Instructions to follow:
State how many lines in the listing below include the word "label". Give nothing but the number.

################

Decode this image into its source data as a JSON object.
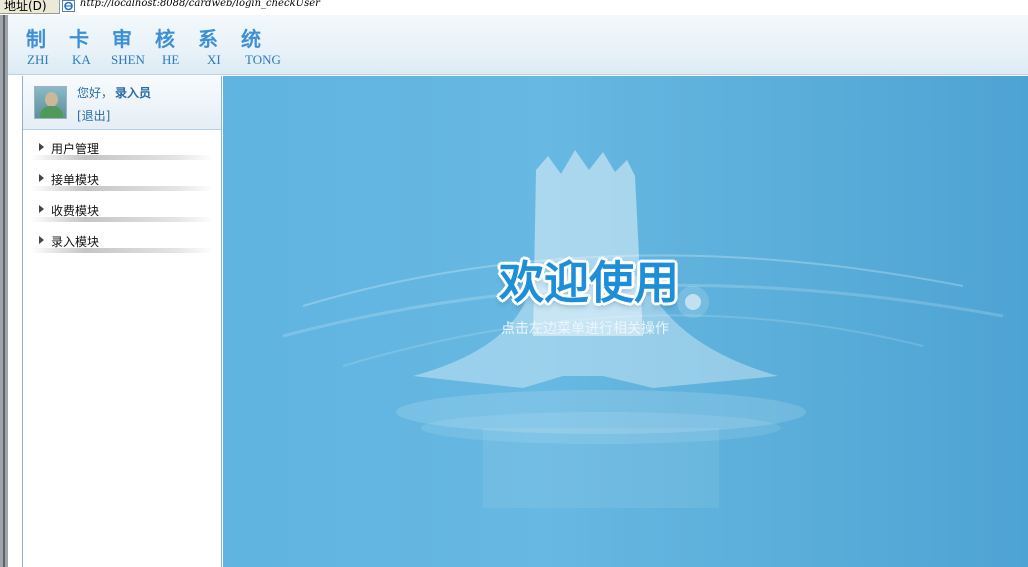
{
  "address_bar": {
    "label": "地址(D)",
    "url": "http://localhost:8088/cardweb/login_checkUser"
  },
  "header": {
    "title_chars": [
      "制",
      "卡",
      "审",
      "核",
      "系",
      "统"
    ],
    "pinyin": [
      "ZHI",
      "KA",
      "SHEN",
      "HE",
      "XI",
      "TONG"
    ]
  },
  "user": {
    "greeting": "您好，",
    "name": "录入员",
    "logout": "[退出]"
  },
  "menu": {
    "items": [
      {
        "label": "用户管理"
      },
      {
        "label": "接单模块"
      },
      {
        "label": "收费模块"
      },
      {
        "label": "录入模块"
      }
    ]
  },
  "main": {
    "welcome": "欢迎使用",
    "hint": "点击左边菜单进行相关操作"
  },
  "colors": {
    "title": "#3d8fd6",
    "link": "#2a6ca6",
    "main_bg": "#5fb4e0",
    "welcome": "#1d8fd8"
  }
}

################

The response:
5